#### Instruction:
Present the data once more in exactly its original form.

#### Dataset rows:
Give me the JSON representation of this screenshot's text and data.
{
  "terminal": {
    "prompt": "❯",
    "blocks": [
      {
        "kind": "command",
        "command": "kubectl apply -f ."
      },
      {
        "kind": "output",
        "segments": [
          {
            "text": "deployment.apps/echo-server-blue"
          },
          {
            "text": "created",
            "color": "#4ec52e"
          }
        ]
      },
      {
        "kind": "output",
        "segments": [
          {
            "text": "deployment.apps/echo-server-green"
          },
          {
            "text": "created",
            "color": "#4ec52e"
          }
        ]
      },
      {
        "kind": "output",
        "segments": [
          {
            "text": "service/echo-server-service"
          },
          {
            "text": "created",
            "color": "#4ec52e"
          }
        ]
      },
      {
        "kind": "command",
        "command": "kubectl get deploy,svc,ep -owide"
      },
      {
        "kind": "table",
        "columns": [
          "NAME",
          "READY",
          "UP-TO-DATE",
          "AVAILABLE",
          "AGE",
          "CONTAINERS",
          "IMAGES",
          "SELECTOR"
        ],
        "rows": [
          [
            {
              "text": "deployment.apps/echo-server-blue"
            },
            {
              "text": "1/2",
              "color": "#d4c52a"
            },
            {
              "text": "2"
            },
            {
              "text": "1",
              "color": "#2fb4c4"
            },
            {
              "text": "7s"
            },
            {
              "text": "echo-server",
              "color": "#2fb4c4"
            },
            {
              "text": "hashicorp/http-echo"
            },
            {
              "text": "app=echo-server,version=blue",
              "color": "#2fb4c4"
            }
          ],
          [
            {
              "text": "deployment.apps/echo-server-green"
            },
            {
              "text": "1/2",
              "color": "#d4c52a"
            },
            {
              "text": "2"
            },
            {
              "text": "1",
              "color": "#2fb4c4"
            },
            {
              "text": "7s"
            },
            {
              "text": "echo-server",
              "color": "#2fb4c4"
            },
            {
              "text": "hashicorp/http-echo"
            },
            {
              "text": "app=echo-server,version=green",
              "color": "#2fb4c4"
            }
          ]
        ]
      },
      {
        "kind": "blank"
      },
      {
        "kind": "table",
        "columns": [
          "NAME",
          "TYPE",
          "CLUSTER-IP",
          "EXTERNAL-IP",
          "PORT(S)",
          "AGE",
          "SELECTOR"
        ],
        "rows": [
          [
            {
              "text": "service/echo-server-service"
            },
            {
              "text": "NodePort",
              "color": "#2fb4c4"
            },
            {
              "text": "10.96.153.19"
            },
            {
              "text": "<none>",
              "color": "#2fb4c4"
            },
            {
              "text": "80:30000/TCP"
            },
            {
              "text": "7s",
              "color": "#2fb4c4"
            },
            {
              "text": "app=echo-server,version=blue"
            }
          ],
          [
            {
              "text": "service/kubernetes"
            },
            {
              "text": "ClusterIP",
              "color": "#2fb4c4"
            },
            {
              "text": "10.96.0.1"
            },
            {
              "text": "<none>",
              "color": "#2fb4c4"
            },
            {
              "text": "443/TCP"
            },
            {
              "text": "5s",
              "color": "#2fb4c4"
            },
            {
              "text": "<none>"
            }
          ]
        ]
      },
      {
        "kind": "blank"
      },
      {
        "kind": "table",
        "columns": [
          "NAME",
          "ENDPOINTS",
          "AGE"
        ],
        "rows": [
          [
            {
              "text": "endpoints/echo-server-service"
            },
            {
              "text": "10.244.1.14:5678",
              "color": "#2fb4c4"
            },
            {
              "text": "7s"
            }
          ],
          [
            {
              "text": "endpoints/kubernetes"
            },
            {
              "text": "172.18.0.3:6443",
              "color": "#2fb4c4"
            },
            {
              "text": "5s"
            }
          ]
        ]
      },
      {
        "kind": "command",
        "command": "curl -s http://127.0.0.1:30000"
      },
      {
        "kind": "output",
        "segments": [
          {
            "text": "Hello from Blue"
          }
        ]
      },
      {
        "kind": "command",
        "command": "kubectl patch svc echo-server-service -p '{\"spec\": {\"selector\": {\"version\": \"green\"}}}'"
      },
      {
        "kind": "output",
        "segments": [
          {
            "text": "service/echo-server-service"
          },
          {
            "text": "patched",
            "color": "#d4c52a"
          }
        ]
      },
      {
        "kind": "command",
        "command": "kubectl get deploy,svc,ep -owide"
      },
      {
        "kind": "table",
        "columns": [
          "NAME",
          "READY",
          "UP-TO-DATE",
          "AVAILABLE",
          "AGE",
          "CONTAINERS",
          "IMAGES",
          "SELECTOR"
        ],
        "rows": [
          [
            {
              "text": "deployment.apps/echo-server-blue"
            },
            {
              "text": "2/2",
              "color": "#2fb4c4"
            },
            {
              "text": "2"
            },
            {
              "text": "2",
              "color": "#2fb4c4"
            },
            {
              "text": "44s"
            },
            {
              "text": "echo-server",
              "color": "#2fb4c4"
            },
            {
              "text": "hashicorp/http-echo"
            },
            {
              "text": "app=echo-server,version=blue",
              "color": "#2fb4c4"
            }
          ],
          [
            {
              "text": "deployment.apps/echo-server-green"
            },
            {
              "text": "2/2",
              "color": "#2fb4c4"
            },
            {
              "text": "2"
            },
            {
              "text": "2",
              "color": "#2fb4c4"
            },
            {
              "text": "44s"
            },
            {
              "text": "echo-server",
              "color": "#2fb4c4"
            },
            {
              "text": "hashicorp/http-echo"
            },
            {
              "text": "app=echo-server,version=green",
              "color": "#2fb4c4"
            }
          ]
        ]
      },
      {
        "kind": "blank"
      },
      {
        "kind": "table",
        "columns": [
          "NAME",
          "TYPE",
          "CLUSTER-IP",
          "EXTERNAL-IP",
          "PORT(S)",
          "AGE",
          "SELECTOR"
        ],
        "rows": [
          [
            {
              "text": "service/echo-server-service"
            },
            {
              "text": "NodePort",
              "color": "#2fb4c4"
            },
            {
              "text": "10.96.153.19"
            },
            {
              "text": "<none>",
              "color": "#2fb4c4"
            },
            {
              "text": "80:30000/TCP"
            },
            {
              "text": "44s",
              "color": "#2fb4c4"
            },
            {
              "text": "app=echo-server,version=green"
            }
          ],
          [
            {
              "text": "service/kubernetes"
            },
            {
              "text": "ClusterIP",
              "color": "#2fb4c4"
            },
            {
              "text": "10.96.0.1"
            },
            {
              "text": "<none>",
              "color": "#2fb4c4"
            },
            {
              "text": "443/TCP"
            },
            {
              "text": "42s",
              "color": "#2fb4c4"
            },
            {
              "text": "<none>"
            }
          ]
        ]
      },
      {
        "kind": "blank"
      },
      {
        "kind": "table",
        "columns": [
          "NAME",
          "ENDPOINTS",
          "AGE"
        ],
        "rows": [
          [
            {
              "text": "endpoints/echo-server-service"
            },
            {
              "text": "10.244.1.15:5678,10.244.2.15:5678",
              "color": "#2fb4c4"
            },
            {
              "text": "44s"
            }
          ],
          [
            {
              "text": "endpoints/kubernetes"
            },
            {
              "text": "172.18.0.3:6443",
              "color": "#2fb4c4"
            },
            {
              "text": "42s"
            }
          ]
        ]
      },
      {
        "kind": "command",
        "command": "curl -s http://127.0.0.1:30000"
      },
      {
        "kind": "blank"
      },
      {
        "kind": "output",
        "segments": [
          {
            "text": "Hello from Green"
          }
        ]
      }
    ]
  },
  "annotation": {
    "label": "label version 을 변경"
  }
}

#### Exercise output:
Give me the JSON representation of this screenshot's text and data.
{
  "terminal": {
    "prompt": "❯",
    "blocks": [
      {
        "kind": "command",
        "command": "kubectl apply -f ."
      },
      {
        "kind": "output",
        "segments": [
          {
            "text": "deployment.apps/echo-server-blue"
          },
          {
            "text": "created",
            "color": "#4ec52e"
          }
        ]
      },
      {
        "kind": "output",
        "segments": [
          {
            "text": "deployment.apps/echo-server-green"
          },
          {
            "text": "created",
            "color": "#4ec52e"
          }
        ]
      },
      {
        "kind": "output",
        "segments": [
          {
            "text": "service/echo-server-service"
          },
          {
            "text": "created",
            "color": "#4ec52e"
          }
        ]
      },
      {
        "kind": "command",
        "command": "kubectl get deploy,svc,ep -owide"
      },
      {
        "kind": "table",
        "columns": [
          "NAME",
          "READY",
          "UP-TO-DATE",
          "AVAILABLE",
          "AGE",
          "CONTAINERS",
          "IMAGES",
          "SELECTOR"
        ],
        "rows": [
          [
            {
              "text": "deployment.apps/echo-server-blue"
            },
            {
              "text": "1/2",
              "color": "#d4c52a"
            },
            {
              "text": "2"
            },
            {
              "text": "1",
              "color": "#2fb4c4"
            },
            {
              "text": "7s"
            },
            {
              "text": "echo-server",
              "color": "#2fb4c4"
            },
            {
              "text": "hashicorp/http-echo"
            },
            {
              "text": "app=echo-server,version=blue",
              "color": "#2fb4c4"
            }
          ],
          [
            {
              "text": "deployment.apps/echo-server-green"
            },
            {
              "text": "1/2",
              "color": "#d4c52a"
            },
            {
              "text": "2"
            },
            {
              "text": "1",
              "color": "#2fb4c4"
            },
            {
              "text": "7s"
            },
            {
              "text": "echo-server",
              "color": "#2fb4c4"
            },
            {
              "text": "hashicorp/http-echo"
            },
            {
              "text": "app=echo-server,version=green",
              "color": "#2fb4c4"
            }
          ]
        ]
      },
      {
        "kind": "blank"
      },
      {
        "kind": "table",
        "columns": [
          "NAME",
          "TYPE",
          "CLUSTER-IP",
          "EXTERNAL-IP",
          "PORT(S)",
          "AGE",
          "SELECTOR"
        ],
        "rows": [
          [
            {
              "text": "service/echo-server-service"
            },
            {
              "text": "NodePort",
              "color": "#2fb4c4"
            },
            {
              "text": "10.96.153.19"
            },
            {
              "text": "<none>",
              "color": "#2fb4c4"
            },
            {
              "text": "80:30000/TCP"
            },
            {
              "text": "7s",
              "color": "#2fb4c4"
            },
            {
              "text": "app=echo-server,version=blue"
            }
          ],
          [
            {
              "text": "service/kubernetes"
            },
            {
              "text": "ClusterIP",
              "color": "#2fb4c4"
            },
            {
              "text": "10.96.0.1"
            },
            {
              "text": "<none>",
              "color": "#2fb4c4"
            },
            {
              "text": "443/TCP"
            },
            {
              "text": "5s",
              "color": "#2fb4c4"
            },
            {
              "text": "<none>"
            }
          ]
        ]
      },
      {
        "kind": "blank"
      },
      {
        "kind": "table",
        "columns": [
          "NAME",
          "ENDPOINTS",
          "AGE"
        ],
        "rows": [
          [
            {
              "text": "endpoints/echo-server-service"
            },
            {
              "text": "10.244.1.14:5678",
              "color": "#2fb4c4"
            },
            {
              "text": "7s"
            }
          ],
          [
            {
              "text": "endpoints/kubernetes"
            },
            {
              "text": "172.18.0.3:6443",
              "color": "#2fb4c4"
            },
            {
              "text": "5s"
            }
          ]
        ]
      },
      {
        "kind": "command",
        "command": "curl -s http://127.0.0.1:30000"
      },
      {
        "kind": "output",
        "segments": [
          {
            "text": "Hello from Blue"
          }
        ]
      },
      {
        "kind": "command",
        "command": "kubectl patch svc echo-server-service -p '{\"spec\": {\"selector\": {\"version\": \"green\"}}}'"
      },
      {
        "kind": "output",
        "segments": [
          {
            "text": "service/echo-server-service"
          },
          {
            "text": "patched",
            "color": "#d4c52a"
          }
        ]
      },
      {
        "kind": "command",
        "command": "kubectl get deploy,svc,ep -owide"
      },
      {
        "kind": "table",
        "columns": [
          "NAME",
          "READY",
          "UP-TO-DATE",
          "AVAILABLE",
          "AGE",
          "CONTAINERS",
          "IMAGES",
          "SELECTOR"
        ],
        "rows": [
          [
            {
              "text": "deployment.apps/echo-server-blue"
            },
            {
              "text": "2/2",
              "color": "#2fb4c4"
            },
            {
              "text": "2"
            },
            {
              "text": "2",
              "color": "#2fb4c4"
            },
            {
              "text": "44s"
            },
            {
              "text": "echo-server",
              "color": "#2fb4c4"
            },
            {
              "text": "hashicorp/http-echo"
            },
            {
              "text": "app=echo-server,version=blue",
              "color": "#2fb4c4"
            }
          ],
          [
            {
              "text": "deployment.apps/echo-server-green"
            },
            {
              "text": "2/2",
              "color": "#2fb4c4"
            },
            {
              "text": "2"
            },
            {
              "text": "2",
              "color": "#2fb4c4"
            },
            {
              "text": "44s"
            },
            {
              "text": "echo-server",
              "color": "#2fb4c4"
            },
            {
              "text": "hashicorp/http-echo"
            },
            {
              "text": "app=echo-server,version=green",
              "color": "#2fb4c4"
            }
          ]
        ]
      },
      {
        "kind": "blank"
      },
      {
        "kind": "table",
        "columns": [
          "NAME",
          "TYPE",
          "CLUSTER-IP",
          "EXTERNAL-IP",
          "PORT(S)",
          "AGE",
          "SELECTOR"
        ],
        "rows": [
          [
            {
              "text": "service/echo-server-service"
            },
            {
              "text": "NodePort",
              "color": "#2fb4c4"
            },
            {
              "text": "10.96.153.19"
            },
            {
              "text": "<none>",
              "color": "#2fb4c4"
            },
            {
              "text": "80:30000/TCP"
            },
            {
              "text": "44s",
              "color": "#2fb4c4"
            },
            {
              "text": "app=echo-server,version=green"
            }
          ],
          [
            {
              "text": "service/kubernetes"
            },
            {
              "text": "ClusterIP",
              "color": "#2fb4c4"
            },
            {
              "text": "10.96.0.1"
            },
            {
              "text": "<none>",
              "color": "#2fb4c4"
            },
            {
              "text": "443/TCP"
            },
            {
              "text": "42s",
              "color": "#2fb4c4"
            },
            {
              "text": "<none>"
            }
          ]
        ]
      },
      {
        "kind": "blank"
      },
      {
        "kind": "table",
        "columns": [
          "NAME",
          "ENDPOINTS",
          "AGE"
        ],
        "rows": [
          [
            {
              "text": "endpoints/echo-server-service"
            },
            {
              "text": "10.244.1.15:5678,10.244.2.15:5678",
              "color": "#2fb4c4"
            },
            {
              "text": "44s"
            }
          ],
          [
            {
              "text": "endpoints/kubernetes"
            },
            {
              "text": "172.18.0.3:6443",
              "color": "#2fb4c4"
            },
            {
              "text": "42s"
            }
          ]
        ]
      },
      {
        "kind": "command",
        "command": "curl -s http://127.0.0.1:30000"
      },
      {
        "kind": "blank"
      },
      {
        "kind": "output",
        "segments": [
          {
            "text": "Hello from Green"
          }
        ]
      }
    ]
  },
  "annotation": {
    "label": "label version 을 변경"
  }
}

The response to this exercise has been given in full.